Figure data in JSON

— begin —

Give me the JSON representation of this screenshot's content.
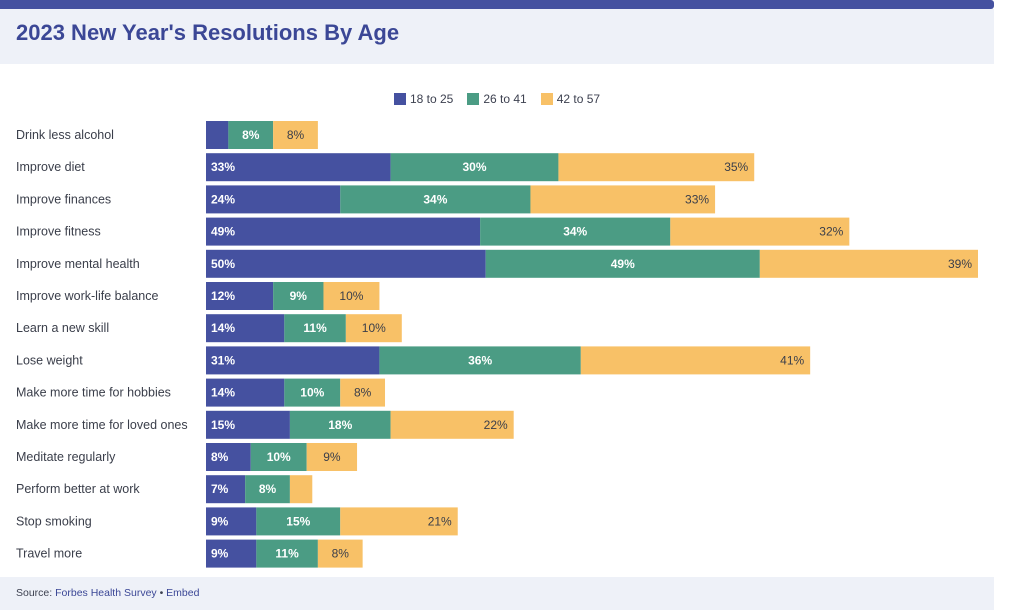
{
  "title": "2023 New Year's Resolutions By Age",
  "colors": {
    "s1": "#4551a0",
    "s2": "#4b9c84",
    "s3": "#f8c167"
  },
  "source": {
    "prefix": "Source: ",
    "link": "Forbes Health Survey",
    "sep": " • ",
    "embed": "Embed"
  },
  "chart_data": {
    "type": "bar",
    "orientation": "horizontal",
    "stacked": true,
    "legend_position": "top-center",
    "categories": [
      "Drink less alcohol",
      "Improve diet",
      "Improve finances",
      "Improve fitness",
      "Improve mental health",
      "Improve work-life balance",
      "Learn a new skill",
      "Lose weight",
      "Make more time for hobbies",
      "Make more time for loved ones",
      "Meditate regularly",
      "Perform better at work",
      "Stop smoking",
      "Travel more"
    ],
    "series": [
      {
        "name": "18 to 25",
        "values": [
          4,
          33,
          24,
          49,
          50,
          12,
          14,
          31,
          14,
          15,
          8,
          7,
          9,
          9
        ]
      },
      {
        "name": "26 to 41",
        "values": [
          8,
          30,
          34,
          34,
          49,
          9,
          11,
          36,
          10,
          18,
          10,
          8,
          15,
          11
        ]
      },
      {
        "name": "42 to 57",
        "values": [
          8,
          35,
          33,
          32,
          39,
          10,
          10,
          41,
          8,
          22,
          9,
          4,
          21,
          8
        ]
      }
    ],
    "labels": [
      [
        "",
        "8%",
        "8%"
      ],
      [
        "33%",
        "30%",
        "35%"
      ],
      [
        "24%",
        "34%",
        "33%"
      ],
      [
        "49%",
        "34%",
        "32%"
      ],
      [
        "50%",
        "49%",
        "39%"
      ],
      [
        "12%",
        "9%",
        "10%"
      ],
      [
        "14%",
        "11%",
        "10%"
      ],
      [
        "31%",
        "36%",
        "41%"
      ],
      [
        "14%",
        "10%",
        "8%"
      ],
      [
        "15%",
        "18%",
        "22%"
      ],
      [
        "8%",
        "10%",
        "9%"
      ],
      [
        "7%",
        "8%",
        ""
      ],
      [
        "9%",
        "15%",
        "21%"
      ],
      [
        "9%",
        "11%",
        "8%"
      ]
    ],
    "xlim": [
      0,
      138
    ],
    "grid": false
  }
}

— end —

What the exercise asks: Without including any picture, repeat the data exactly.

Result for this task:
Give me the JSON representation of this screenshot's content.
{
  "title": "2023 New Year's Resolutions By Age",
  "colors": {
    "s1": "#4551a0",
    "s2": "#4b9c84",
    "s3": "#f8c167"
  },
  "source": {
    "prefix": "Source: ",
    "link": "Forbes Health Survey",
    "sep": " • ",
    "embed": "Embed"
  },
  "chart_data": {
    "type": "bar",
    "orientation": "horizontal",
    "stacked": true,
    "legend_position": "top-center",
    "categories": [
      "Drink less alcohol",
      "Improve diet",
      "Improve finances",
      "Improve fitness",
      "Improve mental health",
      "Improve work-life balance",
      "Learn a new skill",
      "Lose weight",
      "Make more time for hobbies",
      "Make more time for loved ones",
      "Meditate regularly",
      "Perform better at work",
      "Stop smoking",
      "Travel more"
    ],
    "series": [
      {
        "name": "18 to 25",
        "values": [
          4,
          33,
          24,
          49,
          50,
          12,
          14,
          31,
          14,
          15,
          8,
          7,
          9,
          9
        ]
      },
      {
        "name": "26 to 41",
        "values": [
          8,
          30,
          34,
          34,
          49,
          9,
          11,
          36,
          10,
          18,
          10,
          8,
          15,
          11
        ]
      },
      {
        "name": "42 to 57",
        "values": [
          8,
          35,
          33,
          32,
          39,
          10,
          10,
          41,
          8,
          22,
          9,
          4,
          21,
          8
        ]
      }
    ],
    "labels": [
      [
        "",
        "8%",
        "8%"
      ],
      [
        "33%",
        "30%",
        "35%"
      ],
      [
        "24%",
        "34%",
        "33%"
      ],
      [
        "49%",
        "34%",
        "32%"
      ],
      [
        "50%",
        "49%",
        "39%"
      ],
      [
        "12%",
        "9%",
        "10%"
      ],
      [
        "14%",
        "11%",
        "10%"
      ],
      [
        "31%",
        "36%",
        "41%"
      ],
      [
        "14%",
        "10%",
        "8%"
      ],
      [
        "15%",
        "18%",
        "22%"
      ],
      [
        "8%",
        "10%",
        "9%"
      ],
      [
        "7%",
        "8%",
        ""
      ],
      [
        "9%",
        "15%",
        "21%"
      ],
      [
        "9%",
        "11%",
        "8%"
      ]
    ],
    "xlim": [
      0,
      138
    ],
    "grid": false
  }
}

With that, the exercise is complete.